-- The request --
Leaving out the pictures, please retype each record exactly.

-- Materials provided --

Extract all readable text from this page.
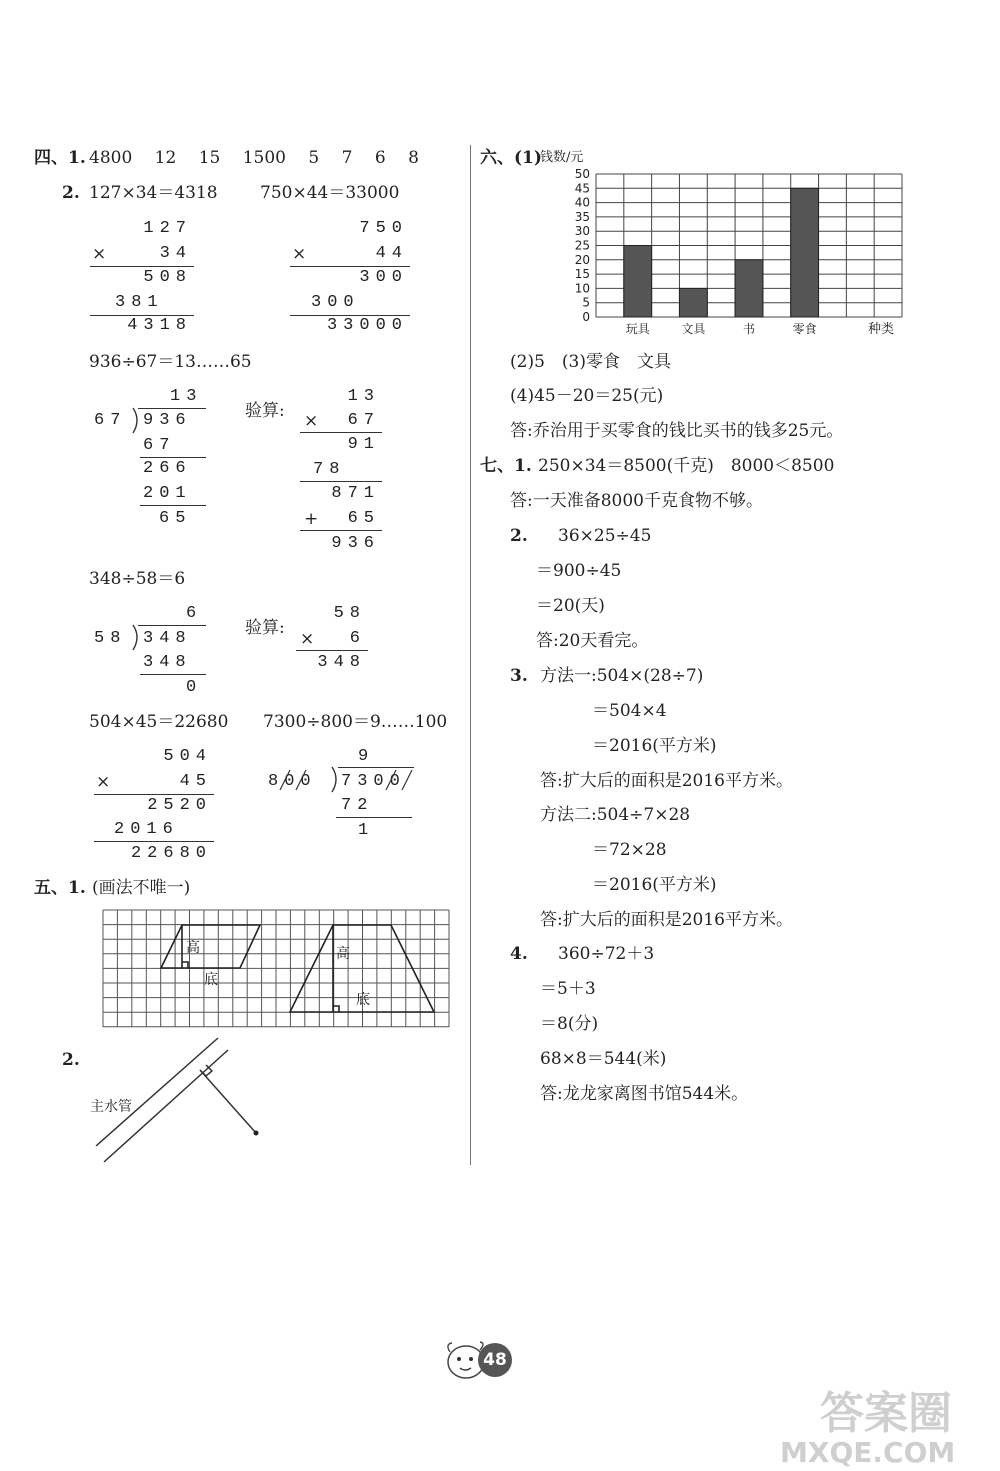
四、1. 4800　 12　 15　 1500　 5　 7　 6　 8
2. 127×34＝4318 750×44＝33000
127
×	34
508
381
4318
750
×	44
300
300
33000
936÷67＝13……65
13
67 936
67
266
201
65
验算:
13
×	67
91
78
871
+	65
936
348÷58＝6
6
58 348
348
0
验算:
58
×	6
348
504×45＝22680 7300÷800＝9……100
504
×	45
2520
2016
22680
9
800 7300
72
1
五、1. (画法不唯一)
高
底
高
底
2.
主水管
六、(1)
钱数/元
0
5
10
15
20
25
30
35
40
45
50
玩具	文具	书	零食	种类
(2)5　(3)零食　文具
(4)45－20＝25(元)
答:乔治用于买零食的钱比买书的钱多25元。
七、1. 250×34＝8500(千克)　8000＜8500
答:一天准备8000千克食物不够。
2. 36×25÷45
＝900÷45
＝20(天)
答:20天看完。
3. 方法一:504×(28÷7)
＝504×4
＝2016(平方米)
答:扩大后的面积是2016平方米。
方法二:504÷7×28
＝72×28
＝2016(平方米)
答:扩大后的面积是2016平方米。
4. 360÷72＋3
＝5＋3
＝8(分)
68×8＝544(米)
答:龙龙家离图书馆544米。
48
答案圈
MXQE.COM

-- Answer --
Extract all readable text from this page.
四、1. 4800　 12　 15　 1500　 5　 7　 6　 8
2. 127×34＝4318 750×44＝33000
127
×	34
508
381
4318
750
×	44
300
300
33000
936÷67＝13……65
13
67 936
67
266
201
65
验算:
13
×	67
91
78
871
+	65
936
348÷58＝6
6
58 348
348
0
验算:
58
×	6
348
504×45＝22680 7300÷800＝9……100
504
×	45
2520
2016
22680
9
800 7300
72
1
五、1. (画法不唯一)
高
底
高
底
2.
主水管
六、(1)
钱数/元
0
5
10
15
20
25
30
35
40
45
50
玩具	文具	书	零食	种类
(2)5　(3)零食　文具
(4)45－20＝25(元)
答:乔治用于买零食的钱比买书的钱多25元。
七、1. 250×34＝8500(千克)　8000＜8500
答:一天准备8000千克食物不够。
2. 36×25÷45
＝900÷45
＝20(天)
答:20天看完。
3. 方法一:504×(28÷7)
＝504×4
＝2016(平方米)
答:扩大后的面积是2016平方米。
方法二:504÷7×28
＝72×28
＝2016(平方米)
答:扩大后的面积是2016平方米。
4. 360÷72＋3
＝5＋3
＝8(分)
68×8＝544(米)
答:龙龙家离图书馆544米。
48
答案圈
MXQE.COM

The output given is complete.